» **GESTELLTE AUFGABE**
Übernimm sämtliche Zeilen unten ohne jede Änderung.

» **VORLIEGENDES MATERIAL**
○ ○ ○ ○ ○

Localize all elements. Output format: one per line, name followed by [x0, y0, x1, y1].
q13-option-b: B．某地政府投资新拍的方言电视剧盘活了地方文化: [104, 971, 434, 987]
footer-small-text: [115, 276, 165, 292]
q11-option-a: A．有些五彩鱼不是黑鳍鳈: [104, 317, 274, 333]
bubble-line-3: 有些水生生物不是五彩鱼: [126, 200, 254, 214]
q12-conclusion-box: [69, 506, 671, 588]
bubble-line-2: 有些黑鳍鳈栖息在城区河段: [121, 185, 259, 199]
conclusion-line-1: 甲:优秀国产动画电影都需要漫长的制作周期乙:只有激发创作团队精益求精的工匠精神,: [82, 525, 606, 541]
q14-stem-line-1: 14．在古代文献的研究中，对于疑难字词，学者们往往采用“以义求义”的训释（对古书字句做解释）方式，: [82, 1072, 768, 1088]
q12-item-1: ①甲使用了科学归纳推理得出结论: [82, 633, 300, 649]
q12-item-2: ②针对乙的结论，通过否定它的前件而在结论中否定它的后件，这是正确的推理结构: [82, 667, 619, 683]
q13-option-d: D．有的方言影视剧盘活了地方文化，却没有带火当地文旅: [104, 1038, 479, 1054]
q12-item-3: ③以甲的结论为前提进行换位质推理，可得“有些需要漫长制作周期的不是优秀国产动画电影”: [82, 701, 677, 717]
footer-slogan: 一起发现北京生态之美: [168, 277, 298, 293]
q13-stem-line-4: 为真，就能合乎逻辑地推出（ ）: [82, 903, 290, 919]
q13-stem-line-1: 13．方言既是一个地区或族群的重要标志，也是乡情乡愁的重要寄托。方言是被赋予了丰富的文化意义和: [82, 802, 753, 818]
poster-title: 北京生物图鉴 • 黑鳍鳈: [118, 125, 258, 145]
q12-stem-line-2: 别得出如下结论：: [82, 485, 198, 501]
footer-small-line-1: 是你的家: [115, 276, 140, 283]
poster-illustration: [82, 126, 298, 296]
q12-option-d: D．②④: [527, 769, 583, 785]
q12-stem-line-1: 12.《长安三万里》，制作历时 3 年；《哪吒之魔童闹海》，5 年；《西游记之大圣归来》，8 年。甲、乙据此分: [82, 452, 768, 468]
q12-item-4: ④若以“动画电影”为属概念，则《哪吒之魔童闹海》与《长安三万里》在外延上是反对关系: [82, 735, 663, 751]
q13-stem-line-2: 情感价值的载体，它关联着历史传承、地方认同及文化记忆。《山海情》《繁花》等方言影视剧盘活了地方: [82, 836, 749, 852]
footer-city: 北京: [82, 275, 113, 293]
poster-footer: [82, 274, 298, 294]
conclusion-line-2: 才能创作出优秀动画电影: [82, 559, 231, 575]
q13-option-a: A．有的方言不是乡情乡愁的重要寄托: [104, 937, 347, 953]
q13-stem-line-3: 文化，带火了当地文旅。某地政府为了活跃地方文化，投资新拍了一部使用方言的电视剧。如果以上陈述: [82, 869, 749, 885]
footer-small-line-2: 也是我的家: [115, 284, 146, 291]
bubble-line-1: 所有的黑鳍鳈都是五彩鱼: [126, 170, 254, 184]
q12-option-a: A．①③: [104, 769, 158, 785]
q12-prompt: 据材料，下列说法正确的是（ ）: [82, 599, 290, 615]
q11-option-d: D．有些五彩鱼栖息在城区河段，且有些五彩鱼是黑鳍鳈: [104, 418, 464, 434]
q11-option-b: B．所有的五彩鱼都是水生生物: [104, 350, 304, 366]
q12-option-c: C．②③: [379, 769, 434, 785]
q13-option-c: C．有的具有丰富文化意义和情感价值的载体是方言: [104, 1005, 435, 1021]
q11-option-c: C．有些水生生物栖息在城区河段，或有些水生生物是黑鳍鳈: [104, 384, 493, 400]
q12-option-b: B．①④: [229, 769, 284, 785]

○ ○ ○ ○ ○

» **FERTIGE ÜBUNG**
Localize all elements. Output format: one per line, name followed by [x0, y0, x1, y1].
q13-option-b: B．某地政府投资新拍的方言电视剧盘活了地方文化: [104, 971, 434, 987]
footer-small-text: [115, 276, 165, 292]
q11-option-a: A．有些五彩鱼不是黑鳍鳈: [104, 317, 274, 333]
bubble-line-3: 有些水生生物不是五彩鱼: [126, 200, 254, 214]
q12-conclusion-box: [69, 506, 671, 588]
bubble-line-2: 有些黑鳍鳈栖息在城区河段: [121, 185, 259, 199]
conclusion-line-1: 甲:优秀国产动画电影都需要漫长的制作周期乙:只有激发创作团队精益求精的工匠精神,: [82, 525, 606, 541]
q14-stem-line-1: 14．在古代文献的研究中，对于疑难字词，学者们往往采用“以义求义”的训释（对古书字句做解释）方式，: [82, 1072, 768, 1088]
q12-item-1: ①甲使用了科学归纳推理得出结论: [82, 633, 300, 649]
q12-item-2: ②针对乙的结论，通过否定它的前件而在结论中否定它的后件，这是正确的推理结构: [82, 667, 619, 683]
q13-option-d: D．有的方言影视剧盘活了地方文化，却没有带火当地文旅: [104, 1038, 479, 1054]
q12-item-3: ③以甲的结论为前提进行换位质推理，可得“有些需要漫长制作周期的不是优秀国产动画电影”: [82, 701, 677, 717]
footer-slogan: 一起发现北京生态之美: [168, 277, 298, 293]
q13-stem-line-4: 为真，就能合乎逻辑地推出（ ）: [82, 903, 290, 919]
q13-stem-line-1: 13．方言既是一个地区或族群的重要标志，也是乡情乡愁的重要寄托。方言是被赋予了丰富的文化意义和: [82, 802, 753, 818]
poster-title: 北京生物图鉴 • 黑鳍鳈: [118, 125, 258, 145]
q12-stem-line-2: 别得出如下结论：: [82, 485, 198, 501]
footer-small-line-1: 是你的家: [115, 276, 140, 283]
poster-illustration: [82, 126, 298, 296]
q12-option-d: D．②④: [527, 769, 583, 785]
q12-stem-line-1: 12.《长安三万里》，制作历时 3 年；《哪吒之魔童闹海》，5 年；《西游记之大圣归来》，8 年。甲、乙据此分: [82, 452, 768, 468]
q12-item-4: ④若以“动画电影”为属概念，则《哪吒之魔童闹海》与《长安三万里》在外延上是反对关系: [82, 735, 663, 751]
q13-stem-line-2: 情感价值的载体，它关联着历史传承、地方认同及文化记忆。《山海情》《繁花》等方言影视剧盘活了地方: [82, 836, 749, 852]
footer-city: 北京: [82, 275, 113, 293]
poster-footer: [82, 274, 298, 294]
conclusion-line-2: 才能创作出优秀动画电影: [82, 559, 231, 575]
q13-option-a: A．有的方言不是乡情乡愁的重要寄托: [104, 937, 347, 953]
q13-stem-line-3: 文化，带火了当地文旅。某地政府为了活跃地方文化，投资新拍了一部使用方言的电视剧。如果以上陈述: [82, 869, 749, 885]
footer-small-line-2: 也是我的家: [115, 284, 146, 291]
bubble-line-1: 所有的黑鳍鳈都是五彩鱼: [126, 170, 254, 184]
q12-option-a: A．①③: [104, 769, 158, 785]
q12-prompt: 据材料，下列说法正确的是（ ）: [82, 599, 290, 615]
q11-option-d: D．有些五彩鱼栖息在城区河段，且有些五彩鱼是黑鳍鳈: [104, 418, 464, 434]
q11-option-b: B．所有的五彩鱼都是水生生物: [104, 350, 304, 366]
q12-option-c: C．②③: [379, 769, 434, 785]
q13-option-c: C．有的具有丰富文化意义和情感价值的载体是方言: [104, 1005, 435, 1021]
q11-option-c: C．有些水生生物栖息在城区河段，或有些水生生物是黑鳍鳈: [104, 384, 493, 400]
q12-option-b: B．①④: [229, 769, 284, 785]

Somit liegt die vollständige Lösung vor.